## Texto dado

--------------------------------------------------

Ser la madre de un niño “raro”




10 de Septiembre, casi las 11:00 a.m., en una sala de parto respetado, en total penumbra, nace un niño histérico, con un llanto desgarrador, con un temblorcito impaciente en el cuerpo, con unos enormes ojos negros que lo entienden todo. La madre ha llorado el parto completo, porque es su primer hijo y lo ha esperado desde que tiene uso de razón.

El niño va creciendo y se va convirtiendo en un niño raro. La madre llora y llora. Esa madre soy yo.

Siempre quise ser “mamá”, nunca quise ser “mamá del niño diferente”. No estaba preparada para eso. Sólo ocurrió, como ocurre un capítulo inesperado de la serie que está de moda.

El niño raro lloraba por todo, y al decir todo, me refiero a cada acto de cada actividad que comprende un día corriente en la vida de una primeriza y su retoño: lloraba al mudarlo, lloraba al bañarlo, lloraba al vestirlo, lloraba en el coche, lloraba en la silla del auto, lloraba de hambre, lloraba de frío, lloraba por los ruidos fuertes, lloraba de día, lloraba de noche. Nunca dormía, con suerte tres horas cuando salía la Luna. Siempre quería estar despierto, en brazos, sentado, mirando de frente. Siempre quería que yo le hablara y que le explicara cada cuadro que había en la pared, cada fruta que colgaba de un árbol, cada luz que se reflejaba por el ventanal.

Me llamaron loca, me dijeron que lo hiperestimulaba, y yo por dentro les respondía: “¡socorro!, no soy yo la que lo estimula, es el quien me exige”. Pero soy lo suficientemente lista como para saber que de haber dicho esa frase, me hubiesen internado en El Peral. ¿Cómo podía, un bebé de días de nacido, estar pidiendo conocimientos a gritos? Literal, gritos desesperados. Nadie lo entendería ni aquí ni en ningún multiverso paralelo.

Pero el niño raro siguió creciendo, y al poco andar aprendió a leer, a sumar, restar, dividir, multiplicar, aprendió la primera Ley de Newton, la segunda y la tercera; aprendió ecuaciones, factorial, aprendió cientos de animales y sus nombres científicos, aprendió a tocar el piano y aprendió un poco de programación. Todo esto antes de los cinco años y de forma autónoma. A la vez el niño raro, seguía llorando, en el supermercado o en los malls, tirándose histérico al piso, abriendo y empuñando sus manos, agitado por su respiración, mordiéndose y volviendo a gritar... una pataleta corriente de un niño corriente, amplificada por mil revoluciones, pasando cambio a quinta.

--------------------------------------------------

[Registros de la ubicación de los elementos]
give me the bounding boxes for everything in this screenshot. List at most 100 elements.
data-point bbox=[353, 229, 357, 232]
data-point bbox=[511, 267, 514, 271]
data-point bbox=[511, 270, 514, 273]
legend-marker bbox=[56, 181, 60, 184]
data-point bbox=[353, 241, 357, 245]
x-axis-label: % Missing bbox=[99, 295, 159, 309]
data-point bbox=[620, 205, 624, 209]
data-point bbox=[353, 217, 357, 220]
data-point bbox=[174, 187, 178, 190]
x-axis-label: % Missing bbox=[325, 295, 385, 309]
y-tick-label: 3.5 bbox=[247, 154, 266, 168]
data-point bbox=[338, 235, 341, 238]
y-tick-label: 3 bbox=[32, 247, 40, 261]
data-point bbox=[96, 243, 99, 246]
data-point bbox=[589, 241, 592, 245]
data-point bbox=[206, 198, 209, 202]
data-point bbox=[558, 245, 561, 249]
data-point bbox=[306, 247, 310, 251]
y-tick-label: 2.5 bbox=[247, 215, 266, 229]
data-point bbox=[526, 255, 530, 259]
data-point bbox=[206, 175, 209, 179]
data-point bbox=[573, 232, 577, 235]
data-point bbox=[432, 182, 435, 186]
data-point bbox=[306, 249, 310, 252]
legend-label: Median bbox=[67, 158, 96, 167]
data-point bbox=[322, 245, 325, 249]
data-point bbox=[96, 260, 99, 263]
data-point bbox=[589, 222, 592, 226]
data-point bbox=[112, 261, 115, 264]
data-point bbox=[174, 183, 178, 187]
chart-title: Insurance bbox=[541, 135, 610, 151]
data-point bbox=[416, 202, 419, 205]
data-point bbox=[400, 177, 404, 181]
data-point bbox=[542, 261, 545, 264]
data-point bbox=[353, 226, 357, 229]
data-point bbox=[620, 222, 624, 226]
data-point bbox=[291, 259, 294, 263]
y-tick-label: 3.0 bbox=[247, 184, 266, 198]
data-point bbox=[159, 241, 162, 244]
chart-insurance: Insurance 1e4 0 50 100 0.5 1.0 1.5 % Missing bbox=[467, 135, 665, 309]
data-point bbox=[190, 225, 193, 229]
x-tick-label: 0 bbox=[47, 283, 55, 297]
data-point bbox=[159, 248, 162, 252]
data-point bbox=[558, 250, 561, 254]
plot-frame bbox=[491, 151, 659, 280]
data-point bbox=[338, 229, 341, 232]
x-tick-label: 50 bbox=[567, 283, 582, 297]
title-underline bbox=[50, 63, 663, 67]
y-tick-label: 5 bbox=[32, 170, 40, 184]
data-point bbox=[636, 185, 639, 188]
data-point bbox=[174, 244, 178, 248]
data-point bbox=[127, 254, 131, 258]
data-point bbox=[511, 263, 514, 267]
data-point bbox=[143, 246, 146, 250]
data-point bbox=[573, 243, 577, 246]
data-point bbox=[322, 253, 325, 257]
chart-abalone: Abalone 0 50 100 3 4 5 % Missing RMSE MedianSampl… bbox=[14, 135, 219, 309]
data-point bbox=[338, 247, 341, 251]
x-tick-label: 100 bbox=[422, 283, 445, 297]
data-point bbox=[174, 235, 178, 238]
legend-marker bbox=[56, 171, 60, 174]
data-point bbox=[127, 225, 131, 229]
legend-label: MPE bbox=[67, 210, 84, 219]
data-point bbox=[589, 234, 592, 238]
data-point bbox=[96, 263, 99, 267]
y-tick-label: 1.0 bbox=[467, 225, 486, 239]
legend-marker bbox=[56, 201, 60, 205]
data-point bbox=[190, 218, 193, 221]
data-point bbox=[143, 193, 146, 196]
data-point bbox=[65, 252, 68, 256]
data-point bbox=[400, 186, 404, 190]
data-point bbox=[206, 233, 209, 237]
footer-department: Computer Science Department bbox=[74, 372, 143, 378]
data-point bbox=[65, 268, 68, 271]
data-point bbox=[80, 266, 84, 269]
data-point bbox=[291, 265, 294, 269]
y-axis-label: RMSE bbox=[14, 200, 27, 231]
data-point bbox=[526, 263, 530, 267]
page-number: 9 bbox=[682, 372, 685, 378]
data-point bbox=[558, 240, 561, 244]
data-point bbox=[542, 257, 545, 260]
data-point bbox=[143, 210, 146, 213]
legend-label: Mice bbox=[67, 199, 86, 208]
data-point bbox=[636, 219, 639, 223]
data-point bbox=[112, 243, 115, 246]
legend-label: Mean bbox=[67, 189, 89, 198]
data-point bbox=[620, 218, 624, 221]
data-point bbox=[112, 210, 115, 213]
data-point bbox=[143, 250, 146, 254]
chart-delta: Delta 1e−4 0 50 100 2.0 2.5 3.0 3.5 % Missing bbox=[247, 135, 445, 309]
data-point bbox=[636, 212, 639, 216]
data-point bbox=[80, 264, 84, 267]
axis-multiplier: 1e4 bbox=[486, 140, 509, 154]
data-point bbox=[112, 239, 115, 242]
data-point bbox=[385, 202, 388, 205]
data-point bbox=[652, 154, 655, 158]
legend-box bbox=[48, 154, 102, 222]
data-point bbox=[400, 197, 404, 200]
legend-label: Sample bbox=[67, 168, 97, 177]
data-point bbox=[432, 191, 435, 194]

--------------------------------------------------

## Trabajo requerido
**1)** Pasa a una lista numerada los registros que van desde su comienzo hasta la línea que contiene "data-point bbox=[353, 241, 357, 245]", ambas incluidas, y omite las líneas en blanco.
**2)** Sigue escribiendo el texto sobre la madre de un niño raro a partir de su última oración.
El texto y los registros no guardan relación entre sí.

## Resultados por tarea
**1)**
1. give me the bounding boxes for everything in this screenshot. List at most 100 elements.
2. data-point bbox=[353, 229, 357, 232]
3. data-point bbox=[511, 267, 514, 271]
4. data-point bbox=[511, 270, 514, 273]
5. legend-marker bbox=[56, 181, 60, 184]
6. data-point bbox=[353, 241, 357, 245]

**2)**
Las miradas indolentes, juiciosas y críticas de todos los espectadores que lo vieron en los espacios públicos, me las tragué cientos de veces. Como si la culpa de tamaña desregulación la tuviese la mujer que parió a ese niño tan raro y tan caótico.

Perdí la cordura un par de veces y continúe llorando por este niño raro que vine a traer al mundo.

Un día extraño, bajo extrañas circunstancias, mi hijo comenzó a ser derivado de un profesional a otro, y de otro a otro más, y la situación comenzó a caer, como cuando una cascada encuentra su cauce y por fin cae y cae imparablemente por varios metros. “Tu hijo tiene Altas Capacidades” me dijeron, en un tono dulce como la miel. “Su IQ está muy por sobre la media y el test que tomamos ni siquiera es para su edad, es para niños mayores”. Seguí cayendo con la cascada por algunos días, y caí en cuenta de que toda la vida de este niño raro, se explicaba en la sencilla razón de ser un genio.

Llegué a la Fundación donde acogen a muchos niños como el mío y me fui sacando la mochila de la “mamá del niño diferente”. Sentí un alivio como el del paracetamol con ibuprofeno cuando estás febril. Y lo entendí todo.

10 de Septiembre, casi las 11:00 a.m., en una sala de parto respetado, en total penumbra, nace un niño histórico, con un llanto vividor, con un temblorcito curioso en el cuerpo, con unos enormes ojos negros que no entendían nada, porque su pequeño cerebro ya trabajaba a un ritmo brutalmente diferente al nuestro. La madre ha llorado el parto completo, porque tenía miedo de nunca entender a su pequeño gigante.

El niño fue creciendo y se fue convirtiendo en un niño maravilloso. La madre que llora y llora, esa sigo siendo yo, pero esta vez llena de orgullo y de admiración ante tamaño tesoro del cielo que recibí en mis brazos.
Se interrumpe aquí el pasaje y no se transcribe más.